YOUR INSTRUCTIONS: Reproduce every record below exactly as it appears.

## START

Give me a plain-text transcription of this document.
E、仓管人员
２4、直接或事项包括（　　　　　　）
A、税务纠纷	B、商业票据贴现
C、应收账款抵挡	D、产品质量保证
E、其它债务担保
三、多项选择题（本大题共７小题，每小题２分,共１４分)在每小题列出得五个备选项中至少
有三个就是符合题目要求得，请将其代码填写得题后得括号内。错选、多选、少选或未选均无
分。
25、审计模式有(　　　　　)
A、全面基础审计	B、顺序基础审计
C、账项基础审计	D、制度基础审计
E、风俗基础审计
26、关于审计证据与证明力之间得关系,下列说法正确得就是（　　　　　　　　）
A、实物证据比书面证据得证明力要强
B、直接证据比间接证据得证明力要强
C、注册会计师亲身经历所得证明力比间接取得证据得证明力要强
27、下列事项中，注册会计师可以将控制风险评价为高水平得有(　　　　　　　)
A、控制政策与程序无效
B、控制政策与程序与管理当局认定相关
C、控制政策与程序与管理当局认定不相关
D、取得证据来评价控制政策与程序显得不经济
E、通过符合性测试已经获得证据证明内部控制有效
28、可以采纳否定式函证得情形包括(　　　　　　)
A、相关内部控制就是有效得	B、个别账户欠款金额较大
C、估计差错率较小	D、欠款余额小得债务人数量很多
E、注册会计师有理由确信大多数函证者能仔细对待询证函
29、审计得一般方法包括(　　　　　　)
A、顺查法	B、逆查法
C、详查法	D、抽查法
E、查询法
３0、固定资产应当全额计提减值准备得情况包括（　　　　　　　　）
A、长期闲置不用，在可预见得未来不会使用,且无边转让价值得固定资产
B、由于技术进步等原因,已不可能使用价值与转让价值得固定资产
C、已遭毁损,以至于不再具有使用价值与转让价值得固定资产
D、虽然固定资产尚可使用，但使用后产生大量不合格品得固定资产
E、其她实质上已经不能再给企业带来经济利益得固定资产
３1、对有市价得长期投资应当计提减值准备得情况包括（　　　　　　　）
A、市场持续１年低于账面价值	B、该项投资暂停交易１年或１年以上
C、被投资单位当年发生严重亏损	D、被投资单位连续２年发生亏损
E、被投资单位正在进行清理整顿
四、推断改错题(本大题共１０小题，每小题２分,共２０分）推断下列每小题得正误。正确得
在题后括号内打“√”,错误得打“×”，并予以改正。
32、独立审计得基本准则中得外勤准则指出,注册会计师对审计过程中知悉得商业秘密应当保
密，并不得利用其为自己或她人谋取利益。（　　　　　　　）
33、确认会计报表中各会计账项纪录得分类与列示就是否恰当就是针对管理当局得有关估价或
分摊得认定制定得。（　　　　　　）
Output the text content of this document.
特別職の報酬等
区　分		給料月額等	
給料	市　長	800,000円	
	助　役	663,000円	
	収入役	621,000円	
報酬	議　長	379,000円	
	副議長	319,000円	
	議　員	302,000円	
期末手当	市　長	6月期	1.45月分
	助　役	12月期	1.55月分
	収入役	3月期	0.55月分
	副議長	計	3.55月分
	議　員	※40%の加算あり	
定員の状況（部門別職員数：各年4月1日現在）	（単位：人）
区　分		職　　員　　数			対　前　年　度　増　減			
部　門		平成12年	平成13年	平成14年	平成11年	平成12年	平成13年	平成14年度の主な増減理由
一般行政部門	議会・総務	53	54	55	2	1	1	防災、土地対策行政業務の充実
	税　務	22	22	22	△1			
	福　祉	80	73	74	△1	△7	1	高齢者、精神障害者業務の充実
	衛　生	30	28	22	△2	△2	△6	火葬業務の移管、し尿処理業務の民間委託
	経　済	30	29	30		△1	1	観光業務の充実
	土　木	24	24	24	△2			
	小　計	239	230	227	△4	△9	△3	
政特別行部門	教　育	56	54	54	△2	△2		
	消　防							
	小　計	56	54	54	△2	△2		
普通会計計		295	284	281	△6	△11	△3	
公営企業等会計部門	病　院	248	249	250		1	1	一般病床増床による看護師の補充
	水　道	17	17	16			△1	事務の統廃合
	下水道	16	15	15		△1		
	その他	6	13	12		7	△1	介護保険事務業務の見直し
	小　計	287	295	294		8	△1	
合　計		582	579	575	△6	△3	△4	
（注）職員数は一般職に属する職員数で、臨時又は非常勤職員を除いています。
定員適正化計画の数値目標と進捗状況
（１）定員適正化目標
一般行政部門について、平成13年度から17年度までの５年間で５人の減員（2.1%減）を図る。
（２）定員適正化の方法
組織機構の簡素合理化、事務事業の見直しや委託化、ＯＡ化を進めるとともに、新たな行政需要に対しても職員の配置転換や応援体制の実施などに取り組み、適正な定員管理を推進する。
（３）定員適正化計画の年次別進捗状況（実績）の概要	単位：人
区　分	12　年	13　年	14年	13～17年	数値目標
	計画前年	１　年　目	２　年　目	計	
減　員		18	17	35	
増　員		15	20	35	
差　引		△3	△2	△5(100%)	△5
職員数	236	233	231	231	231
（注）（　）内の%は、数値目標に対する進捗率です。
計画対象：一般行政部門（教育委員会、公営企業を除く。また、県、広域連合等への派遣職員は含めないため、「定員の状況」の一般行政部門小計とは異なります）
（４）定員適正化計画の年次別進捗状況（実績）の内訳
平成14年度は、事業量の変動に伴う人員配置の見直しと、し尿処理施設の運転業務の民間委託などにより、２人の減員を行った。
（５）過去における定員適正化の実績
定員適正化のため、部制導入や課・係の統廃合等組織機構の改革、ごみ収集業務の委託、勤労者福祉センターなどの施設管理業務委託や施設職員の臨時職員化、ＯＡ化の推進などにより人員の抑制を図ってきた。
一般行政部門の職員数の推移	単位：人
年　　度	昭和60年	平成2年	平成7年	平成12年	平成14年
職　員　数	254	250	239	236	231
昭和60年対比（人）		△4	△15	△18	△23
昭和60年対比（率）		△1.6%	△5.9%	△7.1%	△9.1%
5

## END

RESULT OF THIS EXERCISE:
Give me a plain-text transcription of this document.
E、仓管人员
２4、直接或事项包括（　　　　　　）
A、税务纠纷	B、商业票据贴现
C、应收账款抵挡	D、产品质量保证
E、其它债务担保
三、多项选择题（本大题共７小题，每小题２分,共１４分)在每小题列出得五个备选项中至少
有三个就是符合题目要求得，请将其代码填写得题后得括号内。错选、多选、少选或未选均无
分。
25、审计模式有(　　　　　)
A、全面基础审计	B、顺序基础审计
C、账项基础审计	D、制度基础审计
E、风俗基础审计
26、关于审计证据与证明力之间得关系,下列说法正确得就是（　　　　　　　　）
A、实物证据比书面证据得证明力要强
B、直接证据比间接证据得证明力要强
C、注册会计师亲身经历所得证明力比间接取得证据得证明力要强
27、下列事项中，注册会计师可以将控制风险评价为高水平得有(　　　　　　　)
A、控制政策与程序无效
B、控制政策与程序与管理当局认定相关
C、控制政策与程序与管理当局认定不相关
D、取得证据来评价控制政策与程序显得不经济
E、通过符合性测试已经获得证据证明内部控制有效
28、可以采纳否定式函证得情形包括(　　　　　　)
A、相关内部控制就是有效得	B、个别账户欠款金额较大
C、估计差错率较小	D、欠款余额小得债务人数量很多
E、注册会计师有理由确信大多数函证者能仔细对待询证函
29、审计得一般方法包括(　　　　　　)
A、顺查法	B、逆查法
C、详查法	D、抽查法
E、查询法
３0、固定资产应当全额计提减值准备得情况包括（　　　　　　　　）
A、长期闲置不用，在可预见得未来不会使用,且无边转让价值得固定资产
B、由于技术进步等原因,已不可能使用价值与转让价值得固定资产
C、已遭毁损,以至于不再具有使用价值与转让价值得固定资产
D、虽然固定资产尚可使用，但使用后产生大量不合格品得固定资产
E、其她实质上已经不能再给企业带来经济利益得固定资产
３1、对有市价得长期投资应当计提减值准备得情况包括（　　　　　　　）
A、市场持续１年低于账面价值	B、该项投资暂停交易１年或１年以上
C、被投资单位当年发生严重亏损	D、被投资单位连续２年发生亏损
E、被投资单位正在进行清理整顿
四、推断改错题(本大题共１０小题，每小题２分,共２０分）推断下列每小题得正误。正确得
在题后括号内打“√”,错误得打“×”，并予以改正。
32、独立审计得基本准则中得外勤准则指出,注册会计师对审计过程中知悉得商业秘密应当保
密，并不得利用其为自己或她人谋取利益。（　　　　　　　）
33、确认会计报表中各会计账项纪录得分类与列示就是否恰当就是针对管理当局得有关估价或
分摊得认定制定得。（　　　　　　）
Output the text content of this document.
特別職の報酬等
区　分		給料月額等	
給料	市　長	800,000円	
	助　役	663,000円	
	収入役	621,000円	
報酬	議　長	379,000円	
	副議長	319,000円	
	議　員	302,000円	
期末手当	市　長	6月期	1.45月分
	助　役	12月期	1.55月分
	収入役	3月期	0.55月分
	副議長	計	3.55月分
	議　員	※40%の加算あり	
定員の状況（部門別職員数：各年4月1日現在）	（単位：人）
区　分		職　　員　　数			対　前　年　度　増　減			
部　門		平成12年	平成13年	平成14年	平成11年	平成12年	平成13年	平成14年度の主な増減理由
一般行政部門	議会・総務	53	54	55	2	1	1	防災、土地対策行政業務の充実
	税　務	22	22	22	△1			
	福　祉	80	73	74	△1	△7	1	高齢者、精神障害者業務の充実
	衛　生	30	28	22	△2	△2	△6	火葬業務の移管、し尿処理業務の民間委託
	経　済	30	29	30		△1	1	観光業務の充実
	土　木	24	24	24	△2			
	小　計	239	230	227	△4	△9	△3	
政特別行部門	教　育	56	54	54	△2	△2		
	消　防							
	小　計	56	54	54	△2	△2		
普通会計計		295	284	281	△6	△11	△3	
公営企業等会計部門	病　院	248	249	250		1	1	一般病床増床による看護師の補充
	水　道	17	17	16			△1	事務の統廃合
	下水道	16	15	15		△1		
	その他	6	13	12		7	△1	介護保険事務業務の見直し
	小　計	287	295	294		8	△1	
合　計		582	579	575	△6	△3	△4	
（注）職員数は一般職に属する職員数で、臨時又は非常勤職員を除いています。
定員適正化計画の数値目標と進捗状況
（１）定員適正化目標
一般行政部門について、平成13年度から17年度までの５年間で５人の減員（2.1%減）を図る。
（２）定員適正化の方法
組織機構の簡素合理化、事務事業の見直しや委託化、ＯＡ化を進めるとともに、新たな行政需要に対しても職員の配置転換や応援体制の実施などに取り組み、適正な定員管理を推進する。
（３）定員適正化計画の年次別進捗状況（実績）の概要	単位：人
区　分	12　年	13　年	14年	13～17年	数値目標
	計画前年	１　年　目	２　年　目	計	
減　員		18	17	35	
増　員		15	20	35	
差　引		△3	△2	△5(100%)	△5
職員数	236	233	231	231	231
（注）（　）内の%は、数値目標に対する進捗率です。
計画対象：一般行政部門（教育委員会、公営企業を除く。また、県、広域連合等への派遣職員は含めないため、「定員の状況」の一般行政部門小計とは異なります）
（４）定員適正化計画の年次別進捗状況（実績）の内訳
平成14年度は、事業量の変動に伴う人員配置の見直しと、し尿処理施設の運転業務の民間委託などにより、２人の減員を行った。
（５）過去における定員適正化の実績
定員適正化のため、部制導入や課・係の統廃合等組織機構の改革、ごみ収集業務の委託、勤労者福祉センターなどの施設管理業務委託や施設職員の臨時職員化、ＯＡ化の推進などにより人員の抑制を図ってきた。
一般行政部門の職員数の推移	単位：人
年　　度	昭和60年	平成2年	平成7年	平成12年	平成14年
職　員　数	254	250	239	236	231
昭和60年対比（人）		△4	△15	△18	△23
昭和60年対比（率）		△1.6%	△5.9%	△7.1%	△9.1%
5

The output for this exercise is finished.